(Stored records)
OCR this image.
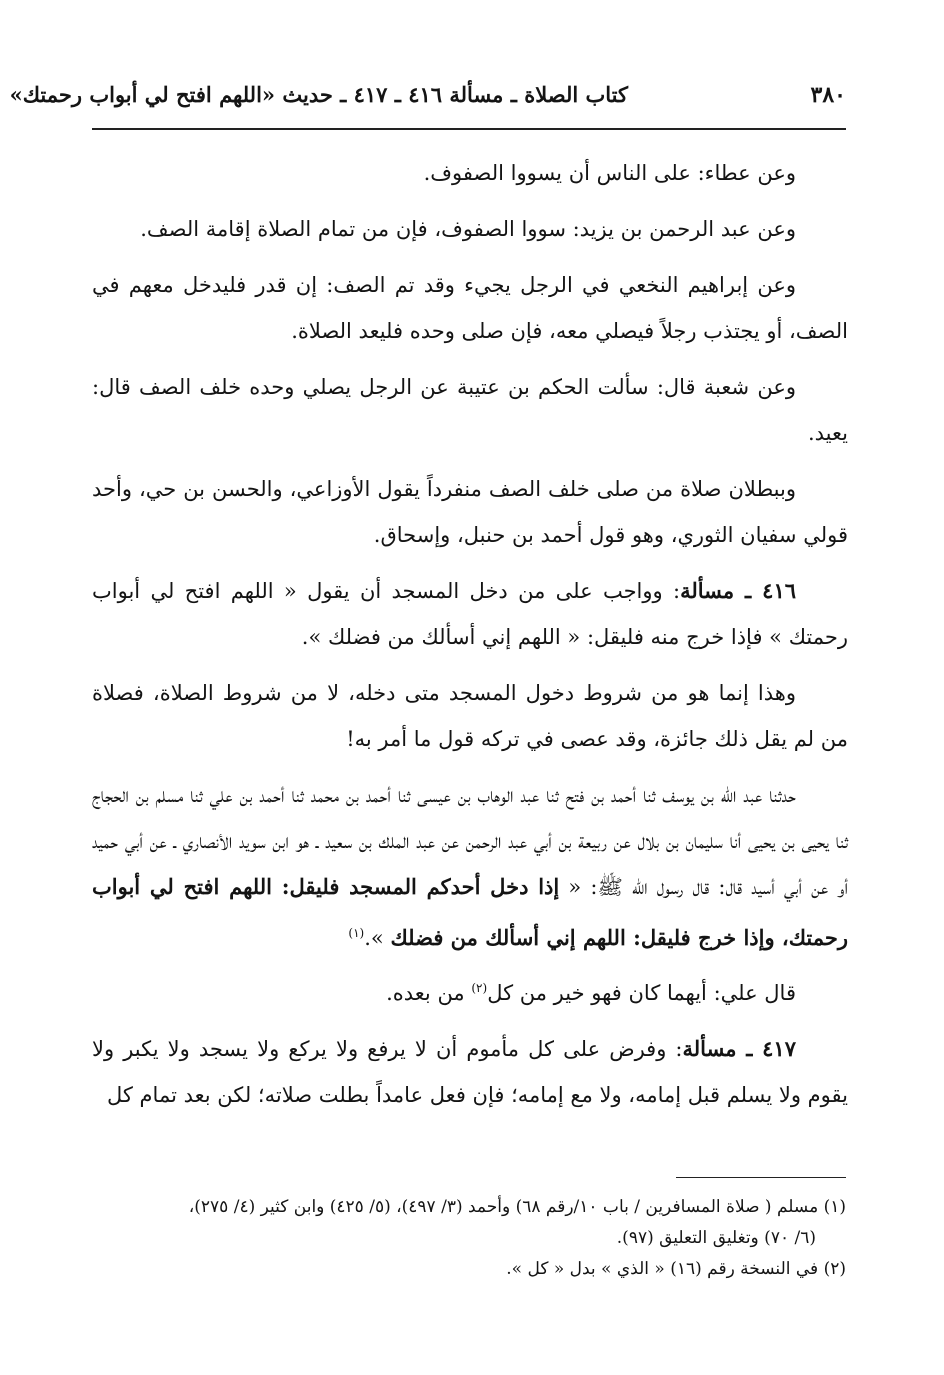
كتاب الصلاة ـ مسألة ٤١٦ ـ ٤١٧ ـ حديث «اللهم افتح لي أبواب رحمتك»	٣٨٠

وعن عطاء: على الناس أن يسووا الصفوف.

وعن عبد الرحمن بن يزيد: سووا الصفوف، فإن من تمام الصلاة إقامة الصف.

وعن إبراهيم النخعي في الرجل يجيء وقد تم الصف: إن قدر فليدخل معهم في الصف، أو يجتذب رجلاً فيصلي معه، فإن صلى وحده فليعد الصلاة.

وعن شعبة قال: سألت الحكم بن عتيبة عن الرجل يصلي وحده خلف الصف قال: يعيد.

وببطلان صلاة من صلى خلف الصف منفرداً يقول الأوزاعي، والحسن بن حي، وأحد قولي سفيان الثوري، وهو قول أحمد بن حنبل، وإسحاق.

٤١٦ ـ مسألة: وواجب على من دخل المسجد أن يقول « اللهم افتح لي أبواب رحمتك » فإذا خرج منه فليقل: « اللهم إني أسألك من فضلك ».

وهذا إنما هو من شروط دخول المسجد متى دخله، لا من شروط الصلاة، فصلاة من لم يقل ذلك جائزة، وقد عصى في تركه قول ما أمر به!

حدثنا عبد الله بن يوسف ثنا أحمد بن فتح ثنا عبد الوهاب بن عيسى ثنا أحمد بن محمد ثنا أحمد بن علي ثنا مسلم بن الحجاج ثنا يحيى بن يحيى أنا سليمان بن بلال عن ربيعة بن أبي عبد الرحمن عن عبد الملك بن سعيد ـ هو ابن سويد الأنصاري ـ عن أبي حميد أو عن أبي أسيد قال: قال رسول الله ﷺ: « إذا دخل أحدكم المسجد فليقل: اللهم افتح لي أبواب رحمتك، وإذا خرج فليقل: اللهم إني أسألك من فضلك ».$^{(١)}$

قال علي: أيهما كان فهو خير من كل$^{(٢)}$ من بعده.

٤١٧ ـ مسألة: وفرض على كل مأموم أن لا يرفع ولا يركع ولا يسجد ولا يكبر ولا يقوم ولا يسلم قبل إمامه، ولا مع إمامه؛ فإن فعل عامداً بطلت صلاته؛ لكن بعد تمام كل

(١) مسلم ( صلاة المسافرين / باب ١٠/رقم ٦٨) وأحمد (٣/ ٤٩٧)، (٥/ ٤٢٥) وابن كثير (٤/ ٢٧٥)،
(٦/ ٧٠) وتغليق التعليق (٩٧).
(٢) في النسخة رقم (١٦) « الذي » بدل « كل ».
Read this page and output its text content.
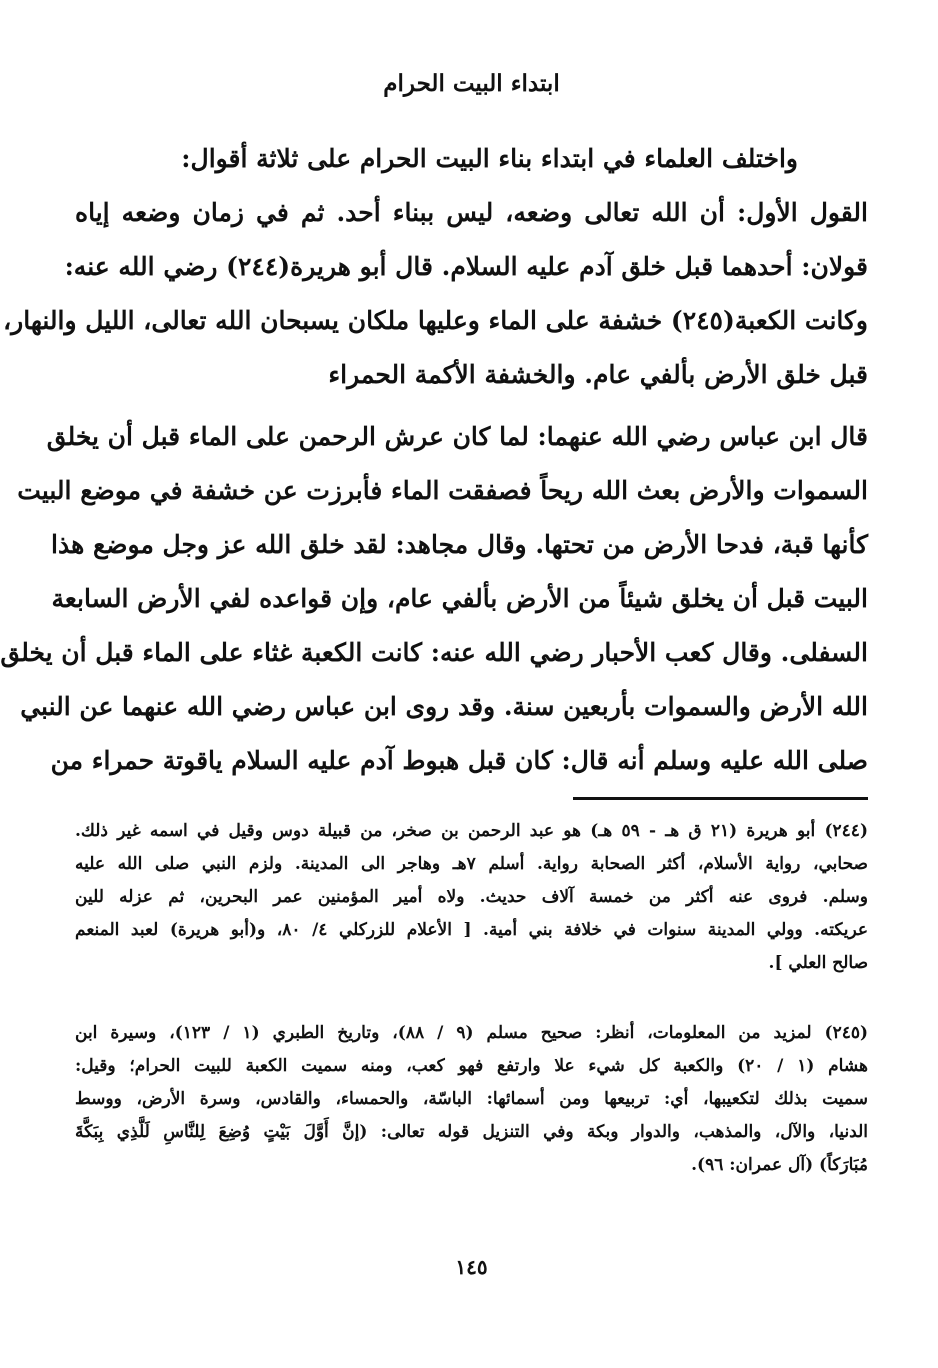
ابتداء البيت الحرام
واختلف العلماء في ابتداء بناء البيت الحرام على ثلاثة أقوال:
القول الأول: أن الله تعالى وضعه، ليس ببناء أحد. ثم في زمان وضعه إياه
قولان: أحدهما قبل خلق آدم عليه السلام. قال أبو هريرة(٢٤٤) رضي الله عنه:
وكانت الكعبة(٢٤٥) خشفة على الماء وعليها ملكان يسبحان الله تعالى، الليل والنهار،
قبل خلق الأرض بألفي عام. والخشفة الأكمة الحمراء
قال ابن عباس رضي الله عنهما: لما كان عرش الرحمن على الماء قبل أن يخلق
السموات والأرض بعث الله ريحاً فصفقت الماء فأبرزت عن خشفة في موضع البيت
كأنها قبة، فدحا الأرض من تحتها. وقال مجاهد: لقد خلق الله عز وجل موضع هذا
البيت قبل أن يخلق شيئاً من الأرض بألفي عام، وإن قواعده لفي الأرض السابعة
السفلى. وقال كعب الأحبار رضي الله عنه: كانت الكعبة غثاء على الماء قبل أن يخلق
الله الأرض والسموات بأربعين سنة. وقد روى ابن عباس رضي الله عنهما عن النبي
صلى الله عليه وسلم أنه قال: كان قبل هبوط آدم عليه السلام ياقوتة حمراء من
(٢٤٤) أبو هريرة (٢١ ق هـ - ٥٩ هـ) هو عبد الرحمن بن صخر، من قبيلة دوس وقيل في اسمه غير ذلك.
صحابي، رواية الأسلام، أكثر الصحابة رواية. أسلم ٧هـ وهاجر الى المدينة. ولزم النبي صلى الله عليه
وسلم. فروى عنه أكثر من خمسة آلاف حديث. ولاه أمير المؤمنين عمر البحرين، ثم عزله للين
عريكته. وولي المدينة سنوات في خلافة بني أمية. [ الأعلام للزركلي ٤/ ٨٠، و(أبو هريرة) لعبد المنعم
صالح العلي ].
(٢٤٥) لمزيد من المعلومات، أنظر: صحيح مسلم (٩ / ٨٨)، وتاريخ الطبري (١ / ١٢٣)، وسيرة ابن
هشام (١ / ٢٠) والكعبة كل شيء علا وارتفع فهو كعب، ومنه سميت الكعبة للبيت الحرام؛ وقيل:
سميت بذلك لتكعيبها، أي: تربيعها ومن أسمائها: الباسّة، والحمساء، والقادس، وسرة الأرض، ووسط
الدنيا، والآل، والمذهب، والدوار وبكة وفي التنزيل قوله تعالى: (إنَّ أَوَّلَ بَيْتٍ وُضِعَ لِلنَّاسِ لَلَّذِي بِبَكَّةَ
مُبَارَكاً) (آل عمران: ٩٦).
١٤٥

## What this task involves
Without including any pictures, please restate all the records exactly.

## Result of this task
OCR this image.
كتاب الصلاة ـ مسألة ٤١٦ ـ ٤١٧ ـ حديث «اللهم افتح لي أبواب رحمتك»	٣٨٠

وعن عطاء: على الناس أن يسووا الصفوف.

وعن عبد الرحمن بن يزيد: سووا الصفوف، فإن من تمام الصلاة إقامة الصف.

وعن إبراهيم النخعي في الرجل يجيء وقد تم الصف: إن قدر فليدخل معهم في الصف، أو يجتذب رجلاً فيصلي معه، فإن صلى وحده فليعد الصلاة.

وعن شعبة قال: سألت الحكم بن عتيبة عن الرجل يصلي وحده خلف الصف قال: يعيد.

وببطلان صلاة من صلى خلف الصف منفرداً يقول الأوزاعي، والحسن بن حي، وأحد قولي سفيان الثوري، وهو قول أحمد بن حنبل، وإسحاق.

٤١٦ ـ مسألة: وواجب على من دخل المسجد أن يقول « اللهم افتح لي أبواب رحمتك » فإذا خرج منه فليقل: « اللهم إني أسألك من فضلك ».

وهذا إنما هو من شروط دخول المسجد متى دخله، لا من شروط الصلاة، فصلاة من لم يقل ذلك جائزة، وقد عصى في تركه قول ما أمر به!

حدثنا عبد الله بن يوسف ثنا أحمد بن فتح ثنا عبد الوهاب بن عيسى ثنا أحمد بن محمد ثنا أحمد بن علي ثنا مسلم بن الحجاج ثنا يحيى بن يحيى أنا سليمان بن بلال عن ربيعة بن أبي عبد الرحمن عن عبد الملك بن سعيد ـ هو ابن سويد الأنصاري ـ عن أبي حميد أو عن أبي أسيد قال: قال رسول الله ﷺ: « إذا دخل أحدكم المسجد فليقل: اللهم افتح لي أبواب رحمتك، وإذا خرج فليقل: اللهم إني أسألك من فضلك ».$^{(١)}$

قال علي: أيهما كان فهو خير من كل$^{(٢)}$ من بعده.

٤١٧ ـ مسألة: وفرض على كل مأموم أن لا يرفع ولا يركع ولا يسجد ولا يكبر ولا يقوم ولا يسلم قبل إمامه، ولا مع إمامه؛ فإن فعل عامداً بطلت صلاته؛ لكن بعد تمام كل

(١) مسلم ( صلاة المسافرين / باب ١٠/رقم ٦٨) وأحمد (٣/ ٤٩٧)، (٥/ ٤٢٥) وابن كثير (٤/ ٢٧٥)،
(٦/ ٧٠) وتغليق التعليق (٩٧).
(٢) في النسخة رقم (١٦) « الذي » بدل « كل ».
Read this page and output its text content.
ابتداء البيت الحرام
واختلف العلماء في ابتداء بناء البيت الحرام على ثلاثة أقوال:
القول الأول: أن الله تعالى وضعه، ليس ببناء أحد. ثم في زمان وضعه إياه
قولان: أحدهما قبل خلق آدم عليه السلام. قال أبو هريرة(٢٤٤) رضي الله عنه:
وكانت الكعبة(٢٤٥) خشفة على الماء وعليها ملكان يسبحان الله تعالى، الليل والنهار،
قبل خلق الأرض بألفي عام. والخشفة الأكمة الحمراء
قال ابن عباس رضي الله عنهما: لما كان عرش الرحمن على الماء قبل أن يخلق
السموات والأرض بعث الله ريحاً فصفقت الماء فأبرزت عن خشفة في موضع البيت
كأنها قبة، فدحا الأرض من تحتها. وقال مجاهد: لقد خلق الله عز وجل موضع هذا
البيت قبل أن يخلق شيئاً من الأرض بألفي عام، وإن قواعده لفي الأرض السابعة
السفلى. وقال كعب الأحبار رضي الله عنه: كانت الكعبة غثاء على الماء قبل أن يخلق
الله الأرض والسموات بأربعين سنة. وقد روى ابن عباس رضي الله عنهما عن النبي
صلى الله عليه وسلم أنه قال: كان قبل هبوط آدم عليه السلام ياقوتة حمراء من
(٢٤٤) أبو هريرة (٢١ ق هـ - ٥٩ هـ) هو عبد الرحمن بن صخر، من قبيلة دوس وقيل في اسمه غير ذلك.
صحابي، رواية الأسلام، أكثر الصحابة رواية. أسلم ٧هـ وهاجر الى المدينة. ولزم النبي صلى الله عليه
وسلم. فروى عنه أكثر من خمسة آلاف حديث. ولاه أمير المؤمنين عمر البحرين، ثم عزله للين
عريكته. وولي المدينة سنوات في خلافة بني أمية. [ الأعلام للزركلي ٤/ ٨٠، و(أبو هريرة) لعبد المنعم
صالح العلي ].
(٢٤٥) لمزيد من المعلومات، أنظر: صحيح مسلم (٩ / ٨٨)، وتاريخ الطبري (١ / ١٢٣)، وسيرة ابن
هشام (١ / ٢٠) والكعبة كل شيء علا وارتفع فهو كعب، ومنه سميت الكعبة للبيت الحرام؛ وقيل:
سميت بذلك لتكعيبها، أي: تربيعها ومن أسمائها: الباسّة، والحمساء، والقادس، وسرة الأرض، ووسط
الدنيا، والآل، والمذهب، والدوار وبكة وفي التنزيل قوله تعالى: (إنَّ أَوَّلَ بَيْتٍ وُضِعَ لِلنَّاسِ لَلَّذِي بِبَكَّةَ
مُبَارَكاً) (آل عمران: ٩٦).
١٤٥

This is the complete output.